--- begin ---
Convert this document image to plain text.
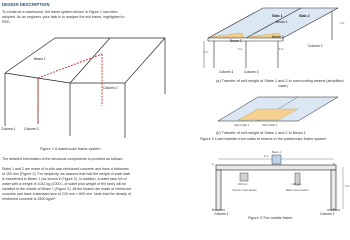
DESIGN DESCRIPTION
To construct a warehouse, the frame system shown in Figure 1 has been
adopted. As an engineer, your task is to analyse the mid frame, highlighted in
RED.
Beam 1
Column 2
Column 1 Column 3
Figure 1 A warehouse frame system
The detailed information of the structural components is provided as follows:
Slabs 1 and 2 are made of in-situ cast reinforced concrete and have a thickness
of 150 mm (Figure 2). For simplicity, we assume that half the weight of each slab
is transferred to Beam 1 (as shown in Figure 2). In addition, a water tank full of
water with a weight of 1042 kg (1000 L of water plus weight of the tank) will be
installed in the middle of Beam 1 (Figure 2). All the beams are made of reinforced
concrete and have a standard size of 225 mm × 600 mm. Note that the density of
reinforced concrete is 2500 kg/m³.
Slab 1	Slab 2
Beam 2
Beam 1
Beam 3
Column 2
Column 1	Column 3
6 m
5 m	6 m
3 m
(a) Transfer of self-weight of Slabs 1 and 2 to surrounding beams (simplified
case)
Half of slab 1	Half of slab 2
(b) Transfer of self-weight of Slabs 1 and 2 to Beam 1
Figure 2 Load transfer from slabs to beams in the warehouse frame system
Beam 1
6 m
3 m
A	B
C	D
300 mm
Column cross section
225 mm
Beam cross section
Column 1	Column 2
Figure 3 The middle frame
--- end ---
SET TASK →
What is needed is an exact reproduction of the data, pictures excluded.

WORKED ANSWER →
Convert this document image to plain text.
DESIGN DESCRIPTION
To construct a warehouse, the frame system shown in Figure 1 has been
adopted. As an engineer, your task is to analyse the mid frame, highlighted in
RED.
Beam 1
Column 2
Column 1 Column 3
Figure 1 A warehouse frame system
The detailed information of the structural components is provided as follows:
Slabs 1 and 2 are made of in-situ cast reinforced concrete and have a thickness
of 150 mm (Figure 2). For simplicity, we assume that half the weight of each slab
is transferred to Beam 1 (as shown in Figure 2). In addition, a water tank full of
water with a weight of 1042 kg (1000 L of water plus weight of the tank) will be
installed in the middle of Beam 1 (Figure 2). All the beams are made of reinforced
concrete and have a standard size of 225 mm × 600 mm. Note that the density of
reinforced concrete is 2500 kg/m³.
Slab 1	Slab 2
Beam 2
Beam 1
Beam 3
Column 2
Column 1	Column 3
6 m
5 m	6 m
3 m
(a) Transfer of self-weight of Slabs 1 and 2 to surrounding beams (simplified
case)
Half of slab 1	Half of slab 2
(b) Transfer of self-weight of Slabs 1 and 2 to Beam 1
Figure 2 Load transfer from slabs to beams in the warehouse frame system
Beam 1
6 m
3 m
A	B
C	D
300 mm
Column cross section
225 mm
Beam cross section
Column 1	Column 2
Figure 3 The middle frame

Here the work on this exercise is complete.